Task description -
The exercise asks you to copy every line below in which "available" appears.

== Data provided ==

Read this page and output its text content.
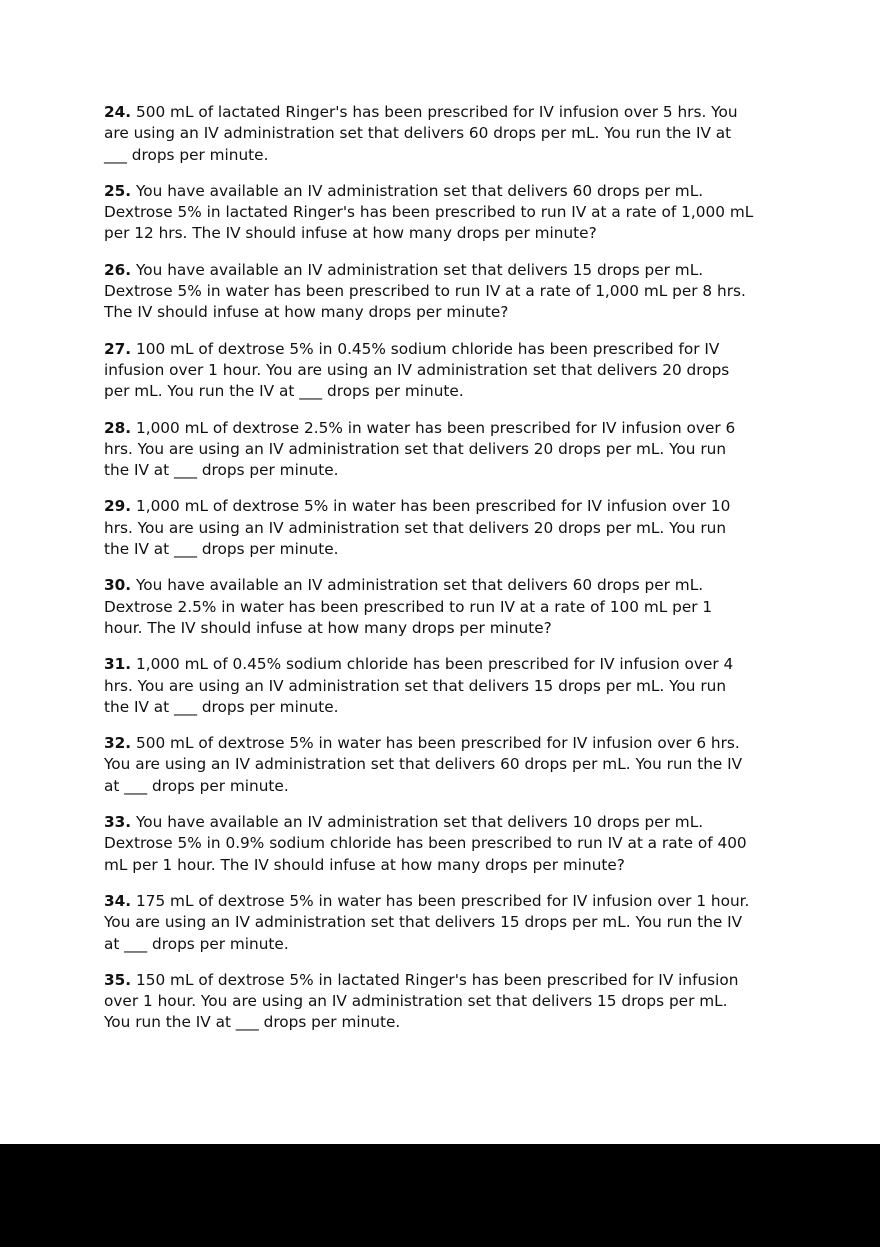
24. 500 mL of lactated Ringer's has been prescribed for IV infusion over 5 hrs. You
are using an IV administration set that delivers 60 drops per mL. You run the IV at
___ drops per minute.

25. You have available an IV administration set that delivers 60 drops per mL.
Dextrose 5% in lactated Ringer's has been prescribed to run IV at a rate of 1,000 mL
per 12 hrs. The IV should infuse at how many drops per minute?

26. You have available an IV administration set that delivers 15 drops per mL.
Dextrose 5% in water has been prescribed to run IV at a rate of 1,000 mL per 8 hrs.
The IV should infuse at how many drops per minute?

27. 100 mL of dextrose 5% in 0.45% sodium chloride has been prescribed for IV
infusion over 1 hour. You are using an IV administration set that delivers 20 drops
per mL. You run the IV at ___ drops per minute.

28. 1,000 mL of dextrose 2.5% in water has been prescribed for IV infusion over 6
hrs. You are using an IV administration set that delivers 20 drops per mL. You run
the IV at ___ drops per minute.

29. 1,000 mL of dextrose 5% in water has been prescribed for IV infusion over 10
hrs. You are using an IV administration set that delivers 20 drops per mL. You run
the IV at ___ drops per minute.

30. You have available an IV administration set that delivers 60 drops per mL.
Dextrose 2.5% in water has been prescribed to run IV at a rate of 100 mL per 1
hour. The IV should infuse at how many drops per minute?

31. 1,000 mL of 0.45% sodium chloride has been prescribed for IV infusion over 4
hrs. You are using an IV administration set that delivers 15 drops per mL. You run
the IV at ___ drops per minute.

32. 500 mL of dextrose 5% in water has been prescribed for IV infusion over 6 hrs.
You are using an IV administration set that delivers 60 drops per mL. You run the IV
at ___ drops per minute.

33. You have available an IV administration set that delivers 10 drops per mL.
Dextrose 5% in 0.9% sodium chloride has been prescribed to run IV at a rate of 400
mL per 1 hour. The IV should infuse at how many drops per minute?

34. 175 mL of dextrose 5% in water has been prescribed for IV infusion over 1 hour.
You are using an IV administration set that delivers 15 drops per mL. You run the IV
at ___ drops per minute.

35. 150 mL of dextrose 5% in lactated Ringer's has been prescribed for IV infusion
over 1 hour. You are using an IV administration set that delivers 15 drops per mL.
You run the IV at ___ drops per minute.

===

Response for this exercise -
25. You have available an IV administration set that delivers 60 drops per mL.
26. You have available an IV administration set that delivers 15 drops per mL.
30. You have available an IV administration set that delivers 60 drops per mL.
33. You have available an IV administration set that delivers 10 drops per mL.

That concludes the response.